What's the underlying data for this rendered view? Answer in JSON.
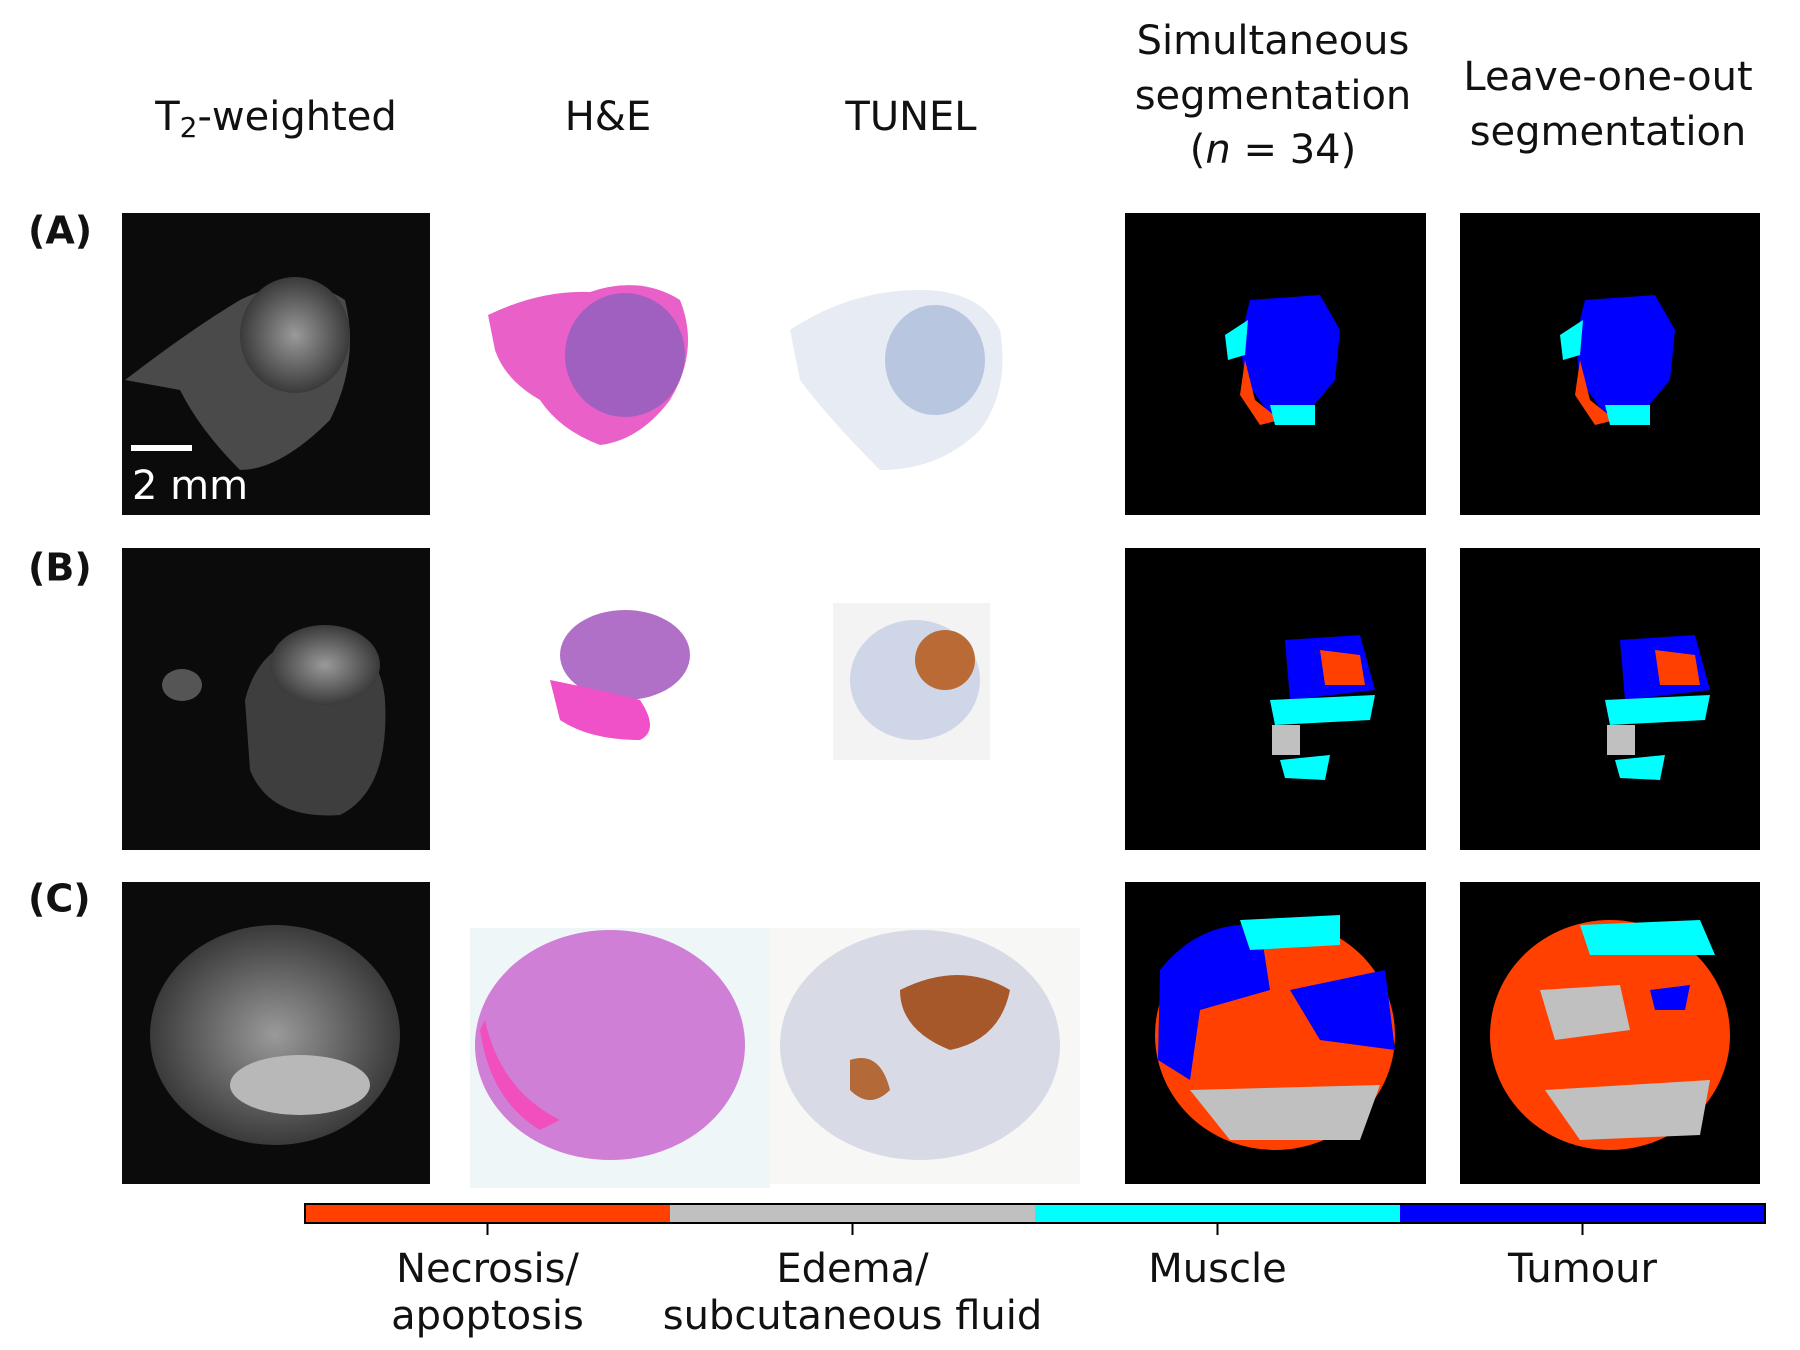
{
  "columns": [
    {
      "main": "T",
      "sub": "2",
      "rest": "-weighted"
    },
    {
      "lines": [
        "H&E"
      ]
    },
    {
      "lines": [
        "TUNEL"
      ]
    },
    {
      "lines": [
        "Simultaneous",
        "segmentation"
      ],
      "note": {
        "before": "(",
        "italic": "n",
        "after": " = 34)"
      }
    },
    {
      "lines": [
        "Leave-one-out",
        "segmentation"
      ]
    }
  ],
  "rows": [
    "(A)",
    "(B)",
    "(C)"
  ],
  "scale_bar": "2 mm",
  "classes": [
    {
      "label_lines": [
        "Necrosis/",
        "apoptosis"
      ],
      "color": "#ff4000"
    },
    {
      "label_lines": [
        "Edema/",
        "subcutaneous fluid"
      ],
      "color": "#c0c0c0"
    },
    {
      "label_lines": [
        "Muscle"
      ],
      "color": "#00ffff"
    },
    {
      "label_lines": [
        "Tumour"
      ],
      "color": "#0000ff"
    }
  ]
}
══════
- WHAT THE EXERCISE ASKS: Go through the records above and copy every line with the word "color".

- RESULT:
      "color": "#ff4000"
      "color": "#c0c0c0"
      "color": "#00ffff"
      "color": "#0000ff"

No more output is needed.